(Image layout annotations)

-------------------------

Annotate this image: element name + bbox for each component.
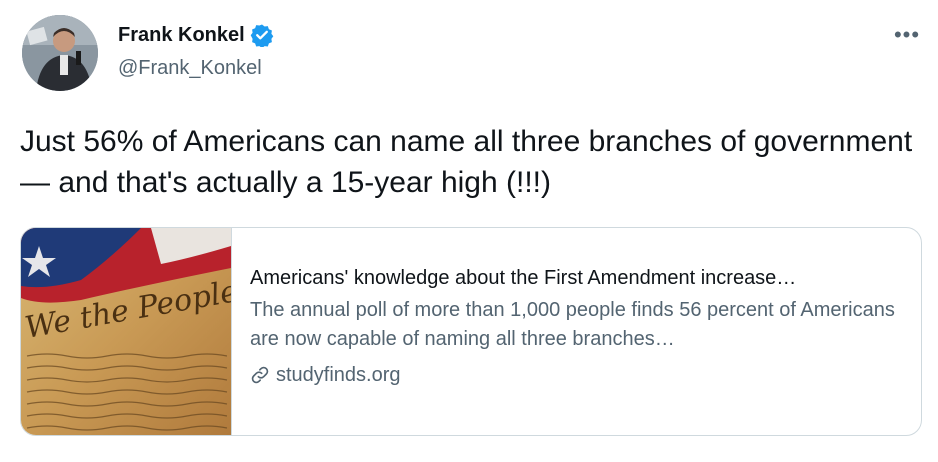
- card-description: The annual poll of more than 1,000 peopl…: [250, 299, 895, 350]
- verified-badge-icon: [250, 23, 274, 49]
- card-domain[interactable]: studyfinds.org: [276, 361, 401, 389]
- more-options-icon: •••: [893, 22, 921, 47]
- author-handle[interactable]: @Frank_Konkel: [118, 55, 262, 81]
- link-card[interactable]: We the People Americans' knowledge about…: [20, 227, 922, 436]
- more-options-button[interactable]: •••: [890, 22, 924, 48]
- link-icon: [250, 365, 270, 385]
- avatar[interactable]: [22, 15, 98, 91]
- card-thumbnail-constitution: We the People: [21, 228, 231, 435]
- card-title[interactable]: Americans' knowledge about the First Ame…: [250, 264, 910, 292]
- card-body[interactable]: Americans' knowledge about the First Ame…: [250, 264, 910, 389]
- author-row[interactable]: Frank Konkel: [118, 22, 274, 49]
- card-domain-row[interactable]: studyfinds.org: [250, 361, 910, 389]
- card-image[interactable]: We the People: [21, 228, 232, 435]
- avatar-photo: [22, 15, 98, 91]
- author-name[interactable]: Frank Konkel: [118, 22, 245, 48]
- tweet-text: Just 56% of Americans can name all three…: [20, 125, 913, 199]
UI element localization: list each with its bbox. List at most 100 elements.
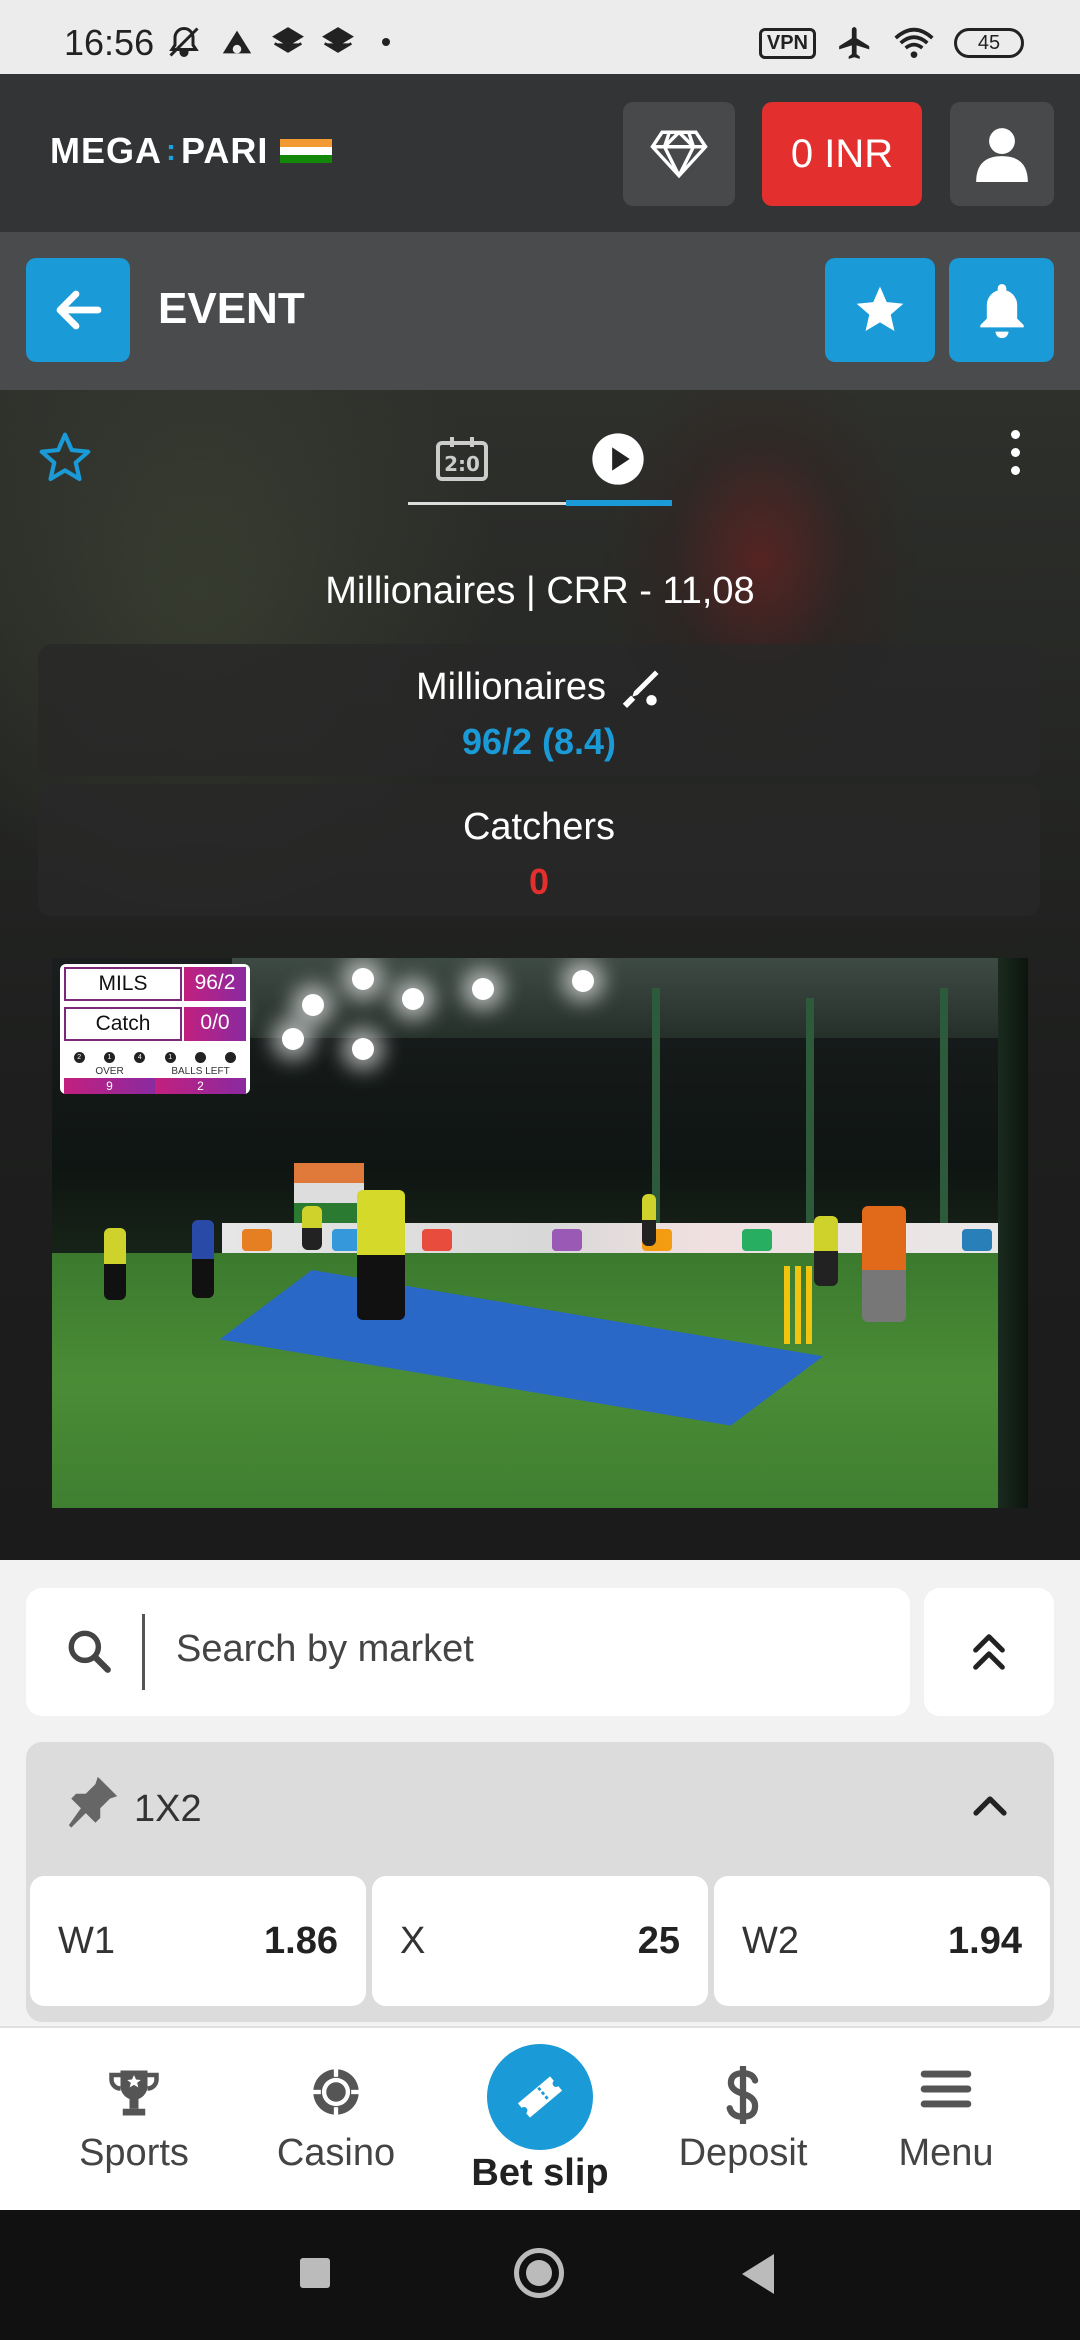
stumps [784,1266,812,1344]
collapse-all-button[interactable] [924,1588,1054,1716]
mute-icon [169,26,199,57]
wifi-icon [894,27,934,58]
odds-label: X [400,1920,426,1962]
star-icon [856,286,904,331]
overlay-ball-tracker: 2 1 4 1 [64,1050,246,1064]
airplane-icon [839,27,870,59]
odds-label: W2 [742,1920,799,1962]
ticket-icon [517,2076,563,2118]
status-notification-icons [166,24,390,60]
overlay-team2-score: 0/0 [184,1007,246,1041]
nav-deposit[interactable]: Deposit [643,2028,843,2212]
batting-icon [622,670,659,708]
status-bar: 16:56 VPN 45 [0,0,1080,74]
casino-chip-icon [312,2068,360,2116]
page-title: EVENT [158,284,305,333]
live-video-stream[interactable]: MILS 96/2 Catch 0/0 2 1 4 1 OVER BALLS L… [52,958,1028,1508]
pin-icon[interactable] [64,1772,122,1830]
team1-card: Millionaires 96/2 (8.4) [38,644,1040,776]
hamburger-menu-icon [920,2070,972,2108]
system-navigation-bar [0,2210,1080,2340]
event-bar: EVENT [0,232,1080,390]
odds-button-w2[interactable]: W2 1.94 [714,1876,1050,2006]
overlay-ball: 2 [73,1051,85,1063]
overlay-over-label: OVER [95,1066,124,1077]
balance-button[interactable]: 0 INR [762,102,922,206]
home-button[interactable] [514,2248,564,2298]
team2-score: 0 [528,861,550,902]
team1-name: Millionaires [415,666,607,708]
diamond-icon [650,130,708,179]
overlay-ball: 1 [103,1051,115,1063]
odds-value: 1.86 [264,1920,338,1962]
odds-label: W1 [58,1920,115,1962]
bottom-navigation: Sports Casino Bet slip Deposit Menu [0,2026,1080,2210]
nav-sports-label: Sports [79,2132,189,2174]
scoreboard-icon: 2:0 [436,437,488,481]
nav-menu[interactable]: Menu [846,2028,1046,2212]
more-notifications-dot [382,38,390,46]
battery-indicator: 45 [954,28,1024,58]
tab-active-indicator [566,500,672,506]
app-icon [222,30,252,54]
user-icon [976,128,1028,182]
nav-bet-slip[interactable]: Bet slip [440,2028,640,2212]
overlay-team1-score: 96/2 [184,967,246,1001]
overlay-team1: MILS [64,967,182,1001]
arrow-left-icon [56,290,102,330]
nav-bet-slip-label: Bet slip [471,2152,609,2194]
status-system-icons: VPN 45 [758,24,1024,62]
profile-button[interactable] [950,102,1054,206]
tab-video[interactable] [568,424,668,494]
chevron-up-icon[interactable] [970,1790,1010,1820]
odds-value: 1.94 [948,1920,1022,1962]
market-search[interactable] [26,1588,910,1716]
current-run-rate: Millionaires | CRR - 11,08 [325,570,755,612]
scoreboard: 2:0 Millionaires | CRR - 11,08 Millionai… [0,390,1080,1560]
overlay-ball: 4 [134,1051,146,1063]
vip-diamond-button[interactable] [623,102,735,206]
back-button[interactable] [26,258,130,362]
dollar-icon [726,2066,759,2124]
notifications-button[interactable] [949,258,1054,362]
logo-text-left: MEGA [50,130,162,171]
tab-underline [408,502,568,505]
search-icon [68,1630,111,1673]
logo-text-right: PARI [181,130,269,171]
bet-slip-circle [487,2044,593,2150]
system-back-button[interactable] [742,2254,774,2294]
india-flag-icon [280,139,333,163]
more-options-button[interactable] [1000,430,1030,475]
odds-button-x[interactable]: X 25 [372,1876,708,2006]
tab-scoreboard[interactable]: 2:0 [412,424,512,494]
status-time: 16:56 [64,22,155,63]
double-chevron-up-icon [973,1634,1005,1670]
trophy-icon [109,2070,159,2116]
favorite-button[interactable] [825,258,935,362]
overlay-ball [225,1051,237,1063]
odds-button-w1[interactable]: W1 1.86 [30,1876,366,2006]
logo-dots: : [166,134,177,167]
bell-icon [979,284,1024,339]
layers-icon [272,27,304,53]
nav-casino[interactable]: Casino [236,2028,436,2212]
market-title: 1X2 [134,1788,202,1830]
star-outline-icon [39,432,91,482]
nav-sports[interactable]: Sports [34,2028,234,2212]
search-input[interactable] [176,1628,876,1671]
nav-deposit-label: Deposit [678,2132,808,2174]
odds-value: 25 [637,1920,680,1962]
recent-apps-button[interactable] [300,2258,330,2288]
favorite-star-button[interactable] [36,430,94,491]
layers-icon [322,27,354,53]
overlay-ball: 1 [164,1051,176,1063]
overlay-over-value: 9 [64,1078,155,1094]
market-1x2: 1X2 W1 1.86 X 25 W2 1.94 [26,1742,1054,2022]
team2-card: Catchers 0 [38,784,1040,916]
overlay-ball [194,1051,206,1063]
svg-text:2:0: 2:0 [444,452,480,476]
overlay-balls-left-value: 2 [155,1078,246,1094]
nav-casino-label: Casino [276,2132,396,2174]
megapari-logo[interactable]: MEGA : PARI [50,130,333,172]
video-score-overlay: MILS 96/2 Catch 0/0 2 1 4 1 OVER BALLS L… [60,964,250,1094]
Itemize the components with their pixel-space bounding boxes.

-------------------------

→ WORK INSTRUCTIONS
Please repeat the items above line for line, leaving out the pictures.

→ RESULT FOR THIS EXERCISE
Annotate this image: element name + bbox for each component.
- card-description: The annual poll of more than 1,000 peopl…: [250, 299, 895, 350]
- verified-badge-icon: [250, 23, 274, 49]
- card-domain[interactable]: studyfinds.org: [276, 361, 401, 389]
- more-options-icon: •••: [893, 22, 921, 47]
- author-handle[interactable]: @Frank_Konkel: [118, 55, 262, 81]
- link-card[interactable]: We the People Americans' knowledge about…: [20, 227, 922, 436]
- more-options-button[interactable]: •••: [890, 22, 924, 48]
- link-icon: [250, 365, 270, 385]
- avatar[interactable]: [22, 15, 98, 91]
- card-thumbnail-constitution: We the People: [21, 228, 231, 435]
- card-title[interactable]: Americans' knowledge about the First Ame…: [250, 264, 910, 292]
- card-body[interactable]: Americans' knowledge about the First Ame…: [250, 264, 910, 389]
- author-row[interactable]: Frank Konkel: [118, 22, 274, 49]
- card-domain-row[interactable]: studyfinds.org: [250, 361, 910, 389]
- card-image[interactable]: We the People: [21, 228, 232, 435]
- avatar-photo: [22, 15, 98, 91]
- author-name[interactable]: Frank Konkel: [118, 22, 245, 48]
- tweet-text: Just 56% of Americans can name all three…: [20, 125, 913, 199]
UI element localization: list each with its bbox. List at most 100 elements.
stumps [784,1266,812,1344]
collapse-all-button[interactable] [924,1588,1054,1716]
mute-icon [169,26,199,57]
wifi-icon [894,27,934,58]
odds-label: X [400,1920,426,1962]
star-icon [856,286,904,331]
overlay-ball-tracker: 2 1 4 1 [64,1050,246,1064]
airplane-icon [839,27,870,59]
odds-label: W2 [742,1920,799,1962]
ticket-icon [517,2076,563,2118]
status-notification-icons [166,24,390,60]
overlay-team2-score: 0/0 [184,1007,246,1041]
nav-deposit[interactable]: Deposit [643,2028,843,2212]
batting-icon [622,670,659,708]
status-bar: 16:56 VPN 45 [0,0,1080,74]
casino-chip-icon [312,2068,360,2116]
page-title: EVENT [158,284,305,333]
live-video-stream[interactable]: MILS 96/2 Catch 0/0 2 1 4 1 OVER BALLS L… [52,958,1028,1508]
pin-icon[interactable] [64,1772,122,1830]
team1-card: Millionaires 96/2 (8.4) [38,644,1040,776]
hamburger-menu-icon [920,2070,972,2108]
system-navigation-bar [0,2210,1080,2340]
event-bar: EVENT [0,232,1080,390]
odds-button-w2[interactable]: W2 1.94 [714,1876,1050,2006]
overlay-ball: 2 [73,1051,85,1063]
overlay-over-label: OVER [95,1066,124,1077]
balance-button[interactable]: 0 INR [762,102,922,206]
home-button[interactable] [514,2248,564,2298]
team2-score: 0 [528,861,550,902]
team1-name: Millionaires [415,666,607,708]
diamond-icon [650,130,708,179]
overlay-ball: 1 [103,1051,115,1063]
odds-value: 1.86 [264,1920,338,1962]
odds-label: W1 [58,1920,115,1962]
bottom-navigation: Sports Casino Bet slip Deposit Menu [0,2026,1080,2210]
nav-sports-label: Sports [79,2132,189,2174]
scoreboard-icon: 2:0 [436,437,488,481]
nav-menu[interactable]: Menu [846,2028,1046,2212]
more-notifications-dot [382,38,390,46]
battery-indicator: 45 [954,28,1024,58]
tab-active-indicator [566,500,672,506]
app-icon [222,30,252,54]
user-icon [976,128,1028,182]
nav-bet-slip[interactable]: Bet slip [440,2028,640,2212]
overlay-team1-score: 96/2 [184,967,246,1001]
overlay-team1: MILS [64,967,182,1001]
arrow-left-icon [56,290,102,330]
nav-bet-slip-label: Bet slip [471,2152,609,2194]
status-system-icons: VPN 45 [758,24,1024,62]
profile-button[interactable] [950,102,1054,206]
tab-video[interactable] [568,424,668,494]
chevron-up-icon[interactable] [970,1790,1010,1820]
odds-value: 1.94 [948,1920,1022,1962]
market-search[interactable] [26,1588,910,1716]
current-run-rate: Millionaires | CRR - 11,08 [325,570,755,612]
scoreboard: 2:0 Millionaires | CRR - 11,08 Millionai… [0,390,1080,1560]
overlay-ball: 4 [134,1051,146,1063]
vip-diamond-button[interactable] [623,102,735,206]
back-button[interactable] [26,258,130,362]
dollar-icon [726,2066,759,2124]
notifications-button[interactable] [949,258,1054,362]
logo-text-left: MEGA [50,130,162,171]
tab-underline [408,502,568,505]
search-icon [68,1630,111,1673]
logo-text-right: PARI [181,130,269,171]
bet-slip-circle [487,2044,593,2150]
system-back-button[interactable] [742,2254,774,2294]
india-flag-icon [280,139,333,163]
more-options-button[interactable] [1000,430,1030,475]
odds-button-x[interactable]: X 25 [372,1876,708,2006]
tab-scoreboard[interactable]: 2:0 [412,424,512,494]
status-time: 16:56 [64,22,155,63]
double-chevron-up-icon [973,1634,1005,1670]
trophy-icon [109,2070,159,2116]
favorite-button[interactable] [825,258,935,362]
overlay-ball [225,1051,237,1063]
odds-button-w1[interactable]: W1 1.86 [30,1876,366,2006]
logo-dots: : [166,134,177,167]
bell-icon [979,284,1024,339]
layers-icon [272,27,304,53]
nav-casino[interactable]: Casino [236,2028,436,2212]
market-title: 1X2 [134,1788,202,1830]
star-outline-icon [39,432,91,482]
nav-sports[interactable]: Sports [34,2028,234,2212]
search-input[interactable] [176,1628,876,1671]
nav-deposit-label: Deposit [678,2132,808,2174]
odds-value: 25 [637,1920,680,1962]
recent-apps-button[interactable] [300,2258,330,2288]
favorite-star-button[interactable] [36,430,94,491]
layers-icon [322,27,354,53]
overlay-ball: 1 [164,1051,176,1063]
overlay-over-value: 9 [64,1078,155,1094]
market-1x2: 1X2 W1 1.86 X 25 W2 1.94 [26,1742,1054,2022]
team2-card: Catchers 0 [38,784,1040,916]
overlay-ball [194,1051,206,1063]
svg-text:2:0: 2:0 [444,452,480,476]
overlay-balls-left-value: 2 [155,1078,246,1094]
nav-casino-label: Casino [276,2132,396,2174]
megapari-logo[interactable]: MEGA : PARI [50,130,333,172]
video-score-overlay: MILS 96/2 Catch 0/0 2 1 4 1 OVER BALLS L… [60,964,250,1094]
Itemize the components with their pixel-space bounding boxes.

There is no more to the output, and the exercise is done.